# [What you have to do]
Write out each line exactly as given. Leave the pictures out of your copy.

# [Data provided]
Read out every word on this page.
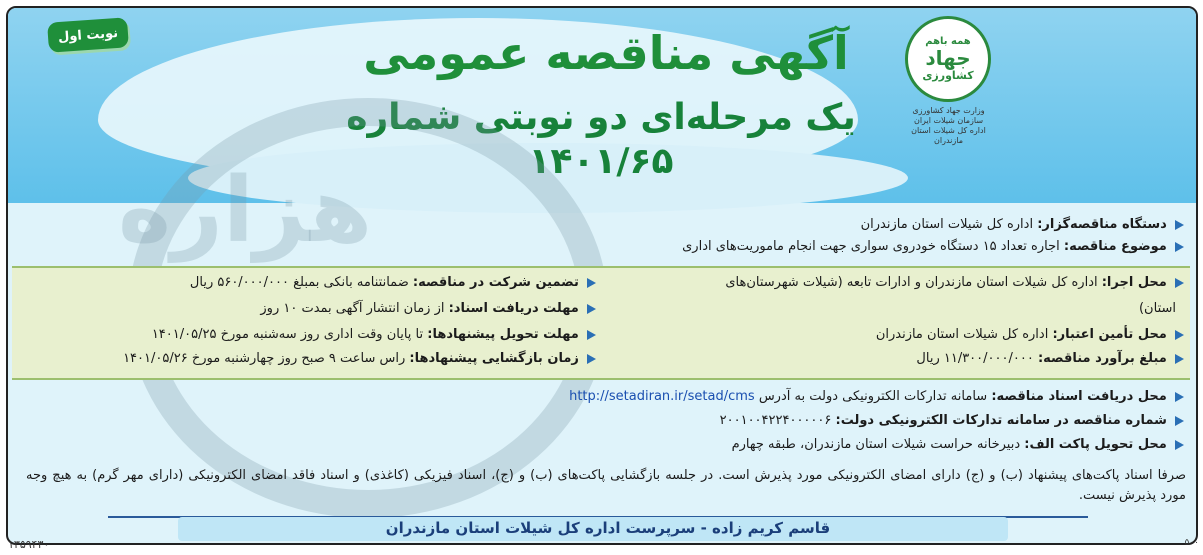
همه باهم
جهاد
کشاورزی
وزارت جهاد کشاورزی
سازمان شیلات ایران
اداره کل شیلات استان مازندران
آگهی مناقصه عمومی
یک مرحله‌ای دو نوبتی شماره ۱۴۰۱/۶۵
نوبت اول
هزاره	دستگاه مناقصه‌گزار: اداره کل شیلات استان مازندران
موضوع مناقصه: اجاره تعداد ۱۵ دستگاه خودروی سواری جهت انجام ماموریت‌های اداری
محل اجرا: اداره کل شیلات استان مازندران و ادارات تابعه (شیلات شهرستان‌های
استان)
محل تأمین اعتبار: اداره کل شیلات استان مازندران
مبلغ برآورد مناقصه: ۱۱/۳۰۰/۰۰۰/۰۰۰ ریال
تضمین شرکت در مناقصه: ضمانتنامه بانکی بمبلغ ۵۶۰/۰۰۰/۰۰۰ ریال
مهلت دریافت اسناد: از زمان انتشار آگهی بمدت ۱۰ روز
مهلت تحویل پیشنهادها: تا پایان وقت اداری روز سه‌شنبه مورخ ۱۴۰۱/۰۵/۲۵
زمان بازگشایی پیشنهادها: راس ساعت ۹ صبح روز چهارشنبه مورخ ۱۴۰۱/۰۵/۲۶
محل دریافت اسناد مناقصه: سامانه تدارکات الکترونیکی دولت به آدرس http://setadiran.ir/setad/cms
شماره مناقصه در سامانه تدارکات الکترونیکی دولت: ۲۰۰۱۰۰۴۲۲۴۰۰۰۰۰۶
محل تحویل پاکت الف: دبیرخانه حراست شیلات استان مازندران، طبقه چهارم
صرفا اسناد پاکت‌های پیشنهاد (ب) و (ج) دارای امضای الکترونیکی مورد پذیرش است. در جلسه بازگشایی پاکت‌های (ب) و (ج)، اسناد فیزیکی (کاغذی) و اسناد فاقد امضای الکترونیکی (دارای مهر گرم) به هیچ وجه مورد پذیرش نیست.
قاسم کریم زاده - سرپرست اداره کل شیلات استان مازندران
۱۳۵۹۴۳۰	۵۰۰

# [Full answer]
Read out every word on this page.
همه باهم
جهاد
کشاورزی
وزارت جهاد کشاورزی
سازمان شیلات ایران
اداره کل شیلات استان مازندران
آگهی مناقصه عمومی
یک مرحله‌ای دو نوبتی شماره ۱۴۰۱/۶۵
نوبت اول
هزاره	دستگاه مناقصه‌گزار: اداره کل شیلات استان مازندران
موضوع مناقصه: اجاره تعداد ۱۵ دستگاه خودروی سواری جهت انجام ماموریت‌های اداری
محل اجرا: اداره کل شیلات استان مازندران و ادارات تابعه (شیلات شهرستان‌های
استان)
محل تأمین اعتبار: اداره کل شیلات استان مازندران
مبلغ برآورد مناقصه: ۱۱/۳۰۰/۰۰۰/۰۰۰ ریال
تضمین شرکت در مناقصه: ضمانتنامه بانکی بمبلغ ۵۶۰/۰۰۰/۰۰۰ ریال
مهلت دریافت اسناد: از زمان انتشار آگهی بمدت ۱۰ روز
مهلت تحویل پیشنهادها: تا پایان وقت اداری روز سه‌شنبه مورخ ۱۴۰۱/۰۵/۲۵
زمان بازگشایی پیشنهادها: راس ساعت ۹ صبح روز چهارشنبه مورخ ۱۴۰۱/۰۵/۲۶
محل دریافت اسناد مناقصه: سامانه تدارکات الکترونیکی دولت به آدرس http://setadiran.ir/setad/cms
شماره مناقصه در سامانه تدارکات الکترونیکی دولت: ۲۰۰۱۰۰۴۲۲۴۰۰۰۰۰۶
محل تحویل پاکت الف: دبیرخانه حراست شیلات استان مازندران، طبقه چهارم
صرفا اسناد پاکت‌های پیشنهاد (ب) و (ج) دارای امضای الکترونیکی مورد پذیرش است. در جلسه بازگشایی پاکت‌های (ب) و (ج)، اسناد فیزیکی (کاغذی) و اسناد فاقد امضای الکترونیکی (دارای مهر گرم) به هیچ وجه مورد پذیرش نیست.
قاسم کریم زاده - سرپرست اداره کل شیلات استان مازندران
۱۳۵۹۴۳۰	۵۰۰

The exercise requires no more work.